Polecenie 1: Przepisz listing od jego pierwszego wiersza do wiersza z „- hero-description: Whatever” włącznie, zmieniając „Cloud Services” na „Web Services”. Wszystko inne pozostaw bez zmian.
------------------------------------------------------------------------
Słowenia – Žiče

W Dolinie Świętego Jana Chrzciciela musi się znajdować jakiś klasztor… Jak musi – to jest. 🙂 Kartuski klasztor w Žiče! A precyzyjniej – nieopodal tej wsi, w rzeczonej dolinie stoi. Był pierwszym klasztorem tego niegdyś prężnie rozwijającego się zakonu, wzniesionym poza terytorium Francji. Powstał w połowie XII wieku z inicjatywy margrabiego Styrii, Ottokara III, który później swoją drogą, znalazł tu miejsce wiecznego spoczynku. Podobno gdy Ottokar wrócił z krucjaty, dla relaksu udał się na łowy w pobliskich lasach. W pewnym momencie zobaczył białą łanię prześlicznej urody. Ruszył w pogoń, jednak nie zdołał jej dogonić. Znużony położył się w cieniu drzew by odpocząć. Wówczas we śnie ukazał mu się św. Jan Chrzciciel odziany w białą skórę (niczym żywcem z tej łani ściągniętą) i nakazał Ottokarowi wznieść w tym miejscu klasztor ku swojej czci. Margrabia przestraszony snem zbudził się z krzykiem, ale ujrzał jedynie umykającego w zarośla białego królika. Stąd nazwa klasztoru – Seiz Charterhouse.
------------------------------------------------------------------------
Polecenie 2: Z czyjej inicjatywy powstał kartuski klasztor w Žiče?
------------------------------------------------------------------------
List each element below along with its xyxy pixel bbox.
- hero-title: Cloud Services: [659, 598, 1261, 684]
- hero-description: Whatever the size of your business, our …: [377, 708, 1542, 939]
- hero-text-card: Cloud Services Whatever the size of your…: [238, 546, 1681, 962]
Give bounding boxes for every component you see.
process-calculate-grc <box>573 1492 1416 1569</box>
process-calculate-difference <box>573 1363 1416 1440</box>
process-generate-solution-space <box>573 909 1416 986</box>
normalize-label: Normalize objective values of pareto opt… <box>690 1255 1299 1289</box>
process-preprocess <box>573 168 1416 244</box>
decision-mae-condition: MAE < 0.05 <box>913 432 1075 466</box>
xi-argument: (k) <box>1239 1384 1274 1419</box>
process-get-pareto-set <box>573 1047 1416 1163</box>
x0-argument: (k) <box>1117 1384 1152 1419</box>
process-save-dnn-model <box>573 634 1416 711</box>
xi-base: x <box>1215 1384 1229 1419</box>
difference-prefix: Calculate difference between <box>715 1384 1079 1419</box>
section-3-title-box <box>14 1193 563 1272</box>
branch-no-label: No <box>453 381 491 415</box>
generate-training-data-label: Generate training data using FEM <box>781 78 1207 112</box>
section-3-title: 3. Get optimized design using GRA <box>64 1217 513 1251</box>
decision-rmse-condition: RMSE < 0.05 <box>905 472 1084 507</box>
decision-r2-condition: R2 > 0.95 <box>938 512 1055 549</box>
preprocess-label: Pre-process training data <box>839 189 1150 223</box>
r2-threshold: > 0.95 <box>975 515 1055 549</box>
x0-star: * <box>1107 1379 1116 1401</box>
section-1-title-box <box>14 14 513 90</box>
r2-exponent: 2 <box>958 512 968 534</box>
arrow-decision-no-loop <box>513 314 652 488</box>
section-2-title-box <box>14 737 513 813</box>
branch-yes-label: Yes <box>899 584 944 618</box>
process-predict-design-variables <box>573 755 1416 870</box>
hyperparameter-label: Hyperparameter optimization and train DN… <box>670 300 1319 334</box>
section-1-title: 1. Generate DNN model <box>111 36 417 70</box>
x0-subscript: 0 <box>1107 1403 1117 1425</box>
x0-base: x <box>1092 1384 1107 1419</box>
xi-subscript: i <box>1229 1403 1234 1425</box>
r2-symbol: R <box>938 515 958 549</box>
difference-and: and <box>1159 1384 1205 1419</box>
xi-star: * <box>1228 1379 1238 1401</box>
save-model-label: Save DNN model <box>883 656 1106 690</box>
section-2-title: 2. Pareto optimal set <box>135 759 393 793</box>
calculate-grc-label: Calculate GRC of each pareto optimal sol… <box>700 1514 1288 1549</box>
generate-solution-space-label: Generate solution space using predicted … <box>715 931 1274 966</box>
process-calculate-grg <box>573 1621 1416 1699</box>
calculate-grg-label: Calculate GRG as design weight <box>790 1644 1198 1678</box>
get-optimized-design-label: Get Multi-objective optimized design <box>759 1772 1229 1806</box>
------------------------------------------------------------------------
Rozwiązanie 1:
List each element below along with its xyxy pixel bbox.
- hero-title: Web Services: [659, 598, 1261, 684]
- hero-description: Whatever the size of your business, our …: [377, 708, 1542, 939]

Rozwiązanie 2: Z inicjatywy margrabiego Styrii, Ottokara III.